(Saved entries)
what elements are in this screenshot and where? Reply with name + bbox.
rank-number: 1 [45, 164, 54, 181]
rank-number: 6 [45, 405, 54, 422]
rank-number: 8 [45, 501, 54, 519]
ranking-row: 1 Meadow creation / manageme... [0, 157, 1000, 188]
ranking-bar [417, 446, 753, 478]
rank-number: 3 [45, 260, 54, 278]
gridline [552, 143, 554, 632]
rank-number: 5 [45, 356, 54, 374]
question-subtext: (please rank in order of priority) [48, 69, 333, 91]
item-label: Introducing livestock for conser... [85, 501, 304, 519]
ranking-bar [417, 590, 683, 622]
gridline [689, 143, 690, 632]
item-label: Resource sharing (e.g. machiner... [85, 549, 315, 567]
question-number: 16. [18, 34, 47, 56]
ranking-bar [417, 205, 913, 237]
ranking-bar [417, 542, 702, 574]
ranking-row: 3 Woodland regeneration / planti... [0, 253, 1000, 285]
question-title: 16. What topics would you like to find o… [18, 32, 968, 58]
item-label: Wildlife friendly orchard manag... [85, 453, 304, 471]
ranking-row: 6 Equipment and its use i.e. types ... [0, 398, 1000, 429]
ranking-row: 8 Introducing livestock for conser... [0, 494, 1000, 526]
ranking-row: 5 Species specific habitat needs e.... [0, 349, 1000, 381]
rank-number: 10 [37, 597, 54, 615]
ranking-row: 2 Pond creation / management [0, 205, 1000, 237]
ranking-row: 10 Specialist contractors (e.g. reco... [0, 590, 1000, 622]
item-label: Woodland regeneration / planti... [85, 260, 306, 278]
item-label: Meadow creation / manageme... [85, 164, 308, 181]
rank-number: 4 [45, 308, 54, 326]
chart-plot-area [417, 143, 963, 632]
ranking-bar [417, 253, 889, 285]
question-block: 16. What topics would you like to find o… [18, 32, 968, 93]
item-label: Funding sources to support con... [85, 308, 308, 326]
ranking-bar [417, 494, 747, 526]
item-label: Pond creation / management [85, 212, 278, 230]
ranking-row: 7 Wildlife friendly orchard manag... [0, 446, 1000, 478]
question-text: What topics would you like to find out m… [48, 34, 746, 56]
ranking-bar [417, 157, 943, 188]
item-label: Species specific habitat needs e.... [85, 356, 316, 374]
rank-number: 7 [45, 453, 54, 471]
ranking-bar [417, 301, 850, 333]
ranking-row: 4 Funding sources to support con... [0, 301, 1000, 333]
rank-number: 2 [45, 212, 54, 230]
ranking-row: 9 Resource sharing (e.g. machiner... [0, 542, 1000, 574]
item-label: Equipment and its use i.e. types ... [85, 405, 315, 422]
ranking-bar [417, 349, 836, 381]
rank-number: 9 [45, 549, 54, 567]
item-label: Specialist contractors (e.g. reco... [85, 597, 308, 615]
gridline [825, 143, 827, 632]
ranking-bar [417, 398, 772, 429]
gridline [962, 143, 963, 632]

■ **Do this**
Give the lines of the material above as a numbered list, leaving out any blank lines.

■ **Response**
1. what elements are in this screenshot and where? Reply with name + bbox.
2. rank-number: 1 [45, 164, 54, 181]
3. rank-number: 6 [45, 405, 54, 422]
4. rank-number: 8 [45, 501, 54, 519]
5. ranking-row: 1 Meadow creation / manageme... [0, 157, 1000, 188]
6. ranking-bar [417, 446, 753, 478]
7. rank-number: 3 [45, 260, 54, 278]
8. gridline [552, 143, 554, 632]
9. rank-number: 5 [45, 356, 54, 374]
10. question-subtext: (please rank in order of priority) [48, 69, 333, 91]
11. item-label: Introducing livestock for conser... [85, 501, 304, 519]
12. ranking-bar [417, 590, 683, 622]
13. gridline [689, 143, 690, 632]
14. item-label: Resource sharing (e.g. machiner... [85, 549, 315, 567]
15. question-number: 16. [18, 34, 47, 56]
16. ranking-bar [417, 205, 913, 237]
17. ranking-bar [417, 542, 702, 574]
18. ranking-row: 3 Woodland regeneration / planti... [0, 253, 1000, 285]
19. question-title: 16. What topics would you like to find o… [18, 32, 968, 58]
20. item-label: Wildlife friendly orchard manag... [85, 453, 304, 471]
21. ranking-row: 6 Equipment and its use i.e. types ... [0, 398, 1000, 429]
22. ranking-row: 8 Introducing livestock for conser... [0, 494, 1000, 526]
23. ranking-row: 5 Species specific habitat needs e.... [0, 349, 1000, 381]
24. rank-number: 10 [37, 597, 54, 615]
25. ranking-row: 2 Pond creation / management [0, 205, 1000, 237]
26. ranking-row: 10 Specialist contractors (e.g. reco... [0, 590, 1000, 622]
27. item-label: Woodland regeneration / planti... [85, 260, 306, 278]
28. item-label: Meadow creation / manageme... [85, 164, 308, 181]
29. rank-number: 4 [45, 308, 54, 326]
30. chart-plot-area [417, 143, 963, 632]
31. ranking-bar [417, 253, 889, 285]
32. question-block: 16. What topics would you like to find o… [18, 32, 968, 93]
33. item-label: Funding sources to support con... [85, 308, 308, 326]
34. ranking-bar [417, 494, 747, 526]
35. item-label: Pond creation / management [85, 212, 278, 230]
36. ranking-row: 7 Wildlife friendly orchard manag... [0, 446, 1000, 478]
37. question-text: What topics would you like to find out m… [48, 34, 746, 56]
38. ranking-bar [417, 157, 943, 188]
39. item-label: Species specific habitat needs e.... [85, 356, 316, 374]
40. rank-number: 7 [45, 453, 54, 471]
41. ranking-bar [417, 301, 850, 333]
42. ranking-row: 4 Funding sources to support con... [0, 301, 1000, 333]
43. rank-number: 2 [45, 212, 54, 230]
44. ranking-row: 9 Resource sharing (e.g. machiner... [0, 542, 1000, 574]
45. item-label: Equipment and its use i.e. types ... [85, 405, 315, 422]
46. ranking-bar [417, 349, 836, 381]
47. rank-number: 9 [45, 549, 54, 567]
48. item-label: Specialist contractors (e.g. reco... [85, 597, 308, 615]
49. gridline [825, 143, 827, 632]
50. ranking-bar [417, 398, 772, 429]
51. gridline [962, 143, 963, 632]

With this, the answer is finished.